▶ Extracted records

------------------------------------

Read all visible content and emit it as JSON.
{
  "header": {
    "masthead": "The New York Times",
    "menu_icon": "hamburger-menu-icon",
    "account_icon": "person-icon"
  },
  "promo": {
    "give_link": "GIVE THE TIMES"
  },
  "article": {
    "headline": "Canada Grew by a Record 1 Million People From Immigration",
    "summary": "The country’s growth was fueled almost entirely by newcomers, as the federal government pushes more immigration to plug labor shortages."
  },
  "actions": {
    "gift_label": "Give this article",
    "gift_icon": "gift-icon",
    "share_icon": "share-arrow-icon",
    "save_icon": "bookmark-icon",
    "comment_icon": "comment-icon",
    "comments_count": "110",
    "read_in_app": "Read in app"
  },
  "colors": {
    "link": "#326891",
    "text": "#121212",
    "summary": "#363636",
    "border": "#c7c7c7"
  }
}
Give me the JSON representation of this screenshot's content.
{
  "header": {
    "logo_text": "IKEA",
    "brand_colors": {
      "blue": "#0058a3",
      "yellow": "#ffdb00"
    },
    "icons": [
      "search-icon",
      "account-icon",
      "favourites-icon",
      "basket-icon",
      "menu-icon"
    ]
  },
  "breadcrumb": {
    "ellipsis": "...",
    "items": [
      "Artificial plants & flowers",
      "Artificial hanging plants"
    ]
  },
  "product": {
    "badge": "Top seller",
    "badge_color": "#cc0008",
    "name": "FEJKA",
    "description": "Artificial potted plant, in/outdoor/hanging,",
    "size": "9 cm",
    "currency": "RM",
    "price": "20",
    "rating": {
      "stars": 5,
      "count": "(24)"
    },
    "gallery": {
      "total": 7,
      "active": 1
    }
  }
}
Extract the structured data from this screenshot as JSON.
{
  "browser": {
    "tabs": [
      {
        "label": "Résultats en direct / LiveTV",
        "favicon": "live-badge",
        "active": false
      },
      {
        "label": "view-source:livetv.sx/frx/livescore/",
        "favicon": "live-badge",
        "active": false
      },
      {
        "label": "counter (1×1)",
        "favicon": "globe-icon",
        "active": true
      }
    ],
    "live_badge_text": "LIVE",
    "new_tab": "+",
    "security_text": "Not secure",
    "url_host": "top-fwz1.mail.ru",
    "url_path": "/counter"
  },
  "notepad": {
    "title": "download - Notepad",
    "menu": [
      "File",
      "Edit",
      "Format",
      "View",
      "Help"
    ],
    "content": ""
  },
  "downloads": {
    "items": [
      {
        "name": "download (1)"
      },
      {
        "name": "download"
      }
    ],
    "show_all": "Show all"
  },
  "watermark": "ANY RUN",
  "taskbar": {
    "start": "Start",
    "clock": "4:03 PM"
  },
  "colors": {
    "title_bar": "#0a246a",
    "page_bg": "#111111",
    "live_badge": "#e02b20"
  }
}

------------------------------------

▶ WORK TO BE COMPLETED
Copy out the material above in its entirety. Every detail must match.

▶ EXERCISE ANSWER
Read all visible content and emit it as JSON.
{
  "header": {
    "masthead": "The New York Times",
    "menu_icon": "hamburger-menu-icon",
    "account_icon": "person-icon"
  },
  "promo": {
    "give_link": "GIVE THE TIMES"
  },
  "article": {
    "headline": "Canada Grew by a Record 1 Million People From Immigration",
    "summary": "The country’s growth was fueled almost entirely by newcomers, as the federal government pushes more immigration to plug labor shortages."
  },
  "actions": {
    "gift_label": "Give this article",
    "gift_icon": "gift-icon",
    "share_icon": "share-arrow-icon",
    "save_icon": "bookmark-icon",
    "comment_icon": "comment-icon",
    "comments_count": "110",
    "read_in_app": "Read in app"
  },
  "colors": {
    "link": "#326891",
    "text": "#121212",
    "summary": "#363636",
    "border": "#c7c7c7"
  }
}
Give me the JSON representation of this screenshot's content.
{
  "header": {
    "logo_text": "IKEA",
    "brand_colors": {
      "blue": "#0058a3",
      "yellow": "#ffdb00"
    },
    "icons": [
      "search-icon",
      "account-icon",
      "favourites-icon",
      "basket-icon",
      "menu-icon"
    ]
  },
  "breadcrumb": {
    "ellipsis": "...",
    "items": [
      "Artificial plants & flowers",
      "Artificial hanging plants"
    ]
  },
  "product": {
    "badge": "Top seller",
    "badge_color": "#cc0008",
    "name": "FEJKA",
    "description": "Artificial potted plant, in/outdoor/hanging,",
    "size": "9 cm",
    "currency": "RM",
    "price": "20",
    "rating": {
      "stars": 5,
      "count": "(24)"
    },
    "gallery": {
      "total": 7,
      "active": 1
    }
  }
}
Extract the structured data from this screenshot as JSON.
{
  "browser": {
    "tabs": [
      {
        "label": "Résultats en direct / LiveTV",
        "favicon": "live-badge",
        "active": false
      },
      {
        "label": "view-source:livetv.sx/frx/livescore/",
        "favicon": "live-badge",
        "active": false
      },
      {
        "label": "counter (1×1)",
        "favicon": "globe-icon",
        "active": true
      }
    ],
    "live_badge_text": "LIVE",
    "new_tab": "+",
    "security_text": "Not secure",
    "url_host": "top-fwz1.mail.ru",
    "url_path": "/counter"
  },
  "notepad": {
    "title": "download - Notepad",
    "menu": [
      "File",
      "Edit",
      "Format",
      "View",
      "Help"
    ],
    "content": ""
  },
  "downloads": {
    "items": [
      {
        "name": "download (1)"
      },
      {
        "name": "download"
      }
    ],
    "show_all": "Show all"
  },
  "watermark": "ANY RUN",
  "taskbar": {
    "start": "Start",
    "clock": "4:03 PM"
  },
  "colors": {
    "title_bar": "#0a246a",
    "page_bg": "#111111",
    "live_badge": "#e02b20"
  }
}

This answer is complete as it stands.